__Directive__: Reproduce the listing below in its entirety. Change nothing.

__Data excerpts__:
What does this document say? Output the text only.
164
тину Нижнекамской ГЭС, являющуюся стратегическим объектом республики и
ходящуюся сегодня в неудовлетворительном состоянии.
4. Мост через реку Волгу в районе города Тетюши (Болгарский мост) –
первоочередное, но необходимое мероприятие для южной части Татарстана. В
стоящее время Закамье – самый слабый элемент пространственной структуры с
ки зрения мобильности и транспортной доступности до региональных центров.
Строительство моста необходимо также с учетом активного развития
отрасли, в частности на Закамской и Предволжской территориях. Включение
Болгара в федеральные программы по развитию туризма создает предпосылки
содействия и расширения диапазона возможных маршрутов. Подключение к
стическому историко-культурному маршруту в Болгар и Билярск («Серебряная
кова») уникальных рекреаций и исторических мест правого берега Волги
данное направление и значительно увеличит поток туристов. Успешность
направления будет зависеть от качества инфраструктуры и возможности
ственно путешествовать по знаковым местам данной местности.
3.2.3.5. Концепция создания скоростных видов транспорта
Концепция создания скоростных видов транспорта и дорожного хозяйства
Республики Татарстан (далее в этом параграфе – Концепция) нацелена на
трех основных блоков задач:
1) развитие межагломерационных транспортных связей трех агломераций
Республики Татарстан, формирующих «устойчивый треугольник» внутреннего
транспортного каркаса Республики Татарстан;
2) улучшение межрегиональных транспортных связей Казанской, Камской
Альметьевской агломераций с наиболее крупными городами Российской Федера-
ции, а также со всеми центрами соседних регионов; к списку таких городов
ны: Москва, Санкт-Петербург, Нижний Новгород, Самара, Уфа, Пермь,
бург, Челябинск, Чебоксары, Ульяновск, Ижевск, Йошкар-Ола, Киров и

__Task result__:
What does this document say? Output the text only.
164
тину Нижнекамской ГЭС, являющуюся стратегическим объектом республики и
ходящуюся сегодня в неудовлетворительном состоянии.
4. Мост через реку Волгу в районе города Тетюши (Болгарский мост) –
первоочередное, но необходимое мероприятие для южной части Татарстана. В
стоящее время Закамье – самый слабый элемент пространственной структуры с
ки зрения мобильности и транспортной доступности до региональных центров.
Строительство моста необходимо также с учетом активного развития
отрасли, в частности на Закамской и Предволжской территориях. Включение
Болгара в федеральные программы по развитию туризма создает предпосылки
содействия и расширения диапазона возможных маршрутов. Подключение к
стическому историко-культурному маршруту в Болгар и Билярск («Серебряная
кова») уникальных рекреаций и исторических мест правого берега Волги
данное направление и значительно увеличит поток туристов. Успешность
направления будет зависеть от качества инфраструктуры и возможности
ственно путешествовать по знаковым местам данной местности.
3.2.3.5. Концепция создания скоростных видов транспорта
Концепция создания скоростных видов транспорта и дорожного хозяйства
Республики Татарстан (далее в этом параграфе – Концепция) нацелена на
трех основных блоков задач:
1) развитие межагломерационных транспортных связей трех агломераций
Республики Татарстан, формирующих «устойчивый треугольник» внутреннего
транспортного каркаса Республики Татарстан;
2) улучшение межрегиональных транспортных связей Казанской, Камской
Альметьевской агломераций с наиболее крупными городами Российской Федера-
ции, а также со всеми центрами соседних регионов; к списку таких городов
ны: Москва, Санкт-Петербург, Нижний Новгород, Самара, Уфа, Пермь,
бург, Челябинск, Чебоксары, Ульяновск, Ижевск, Йошкар-Ола, Киров и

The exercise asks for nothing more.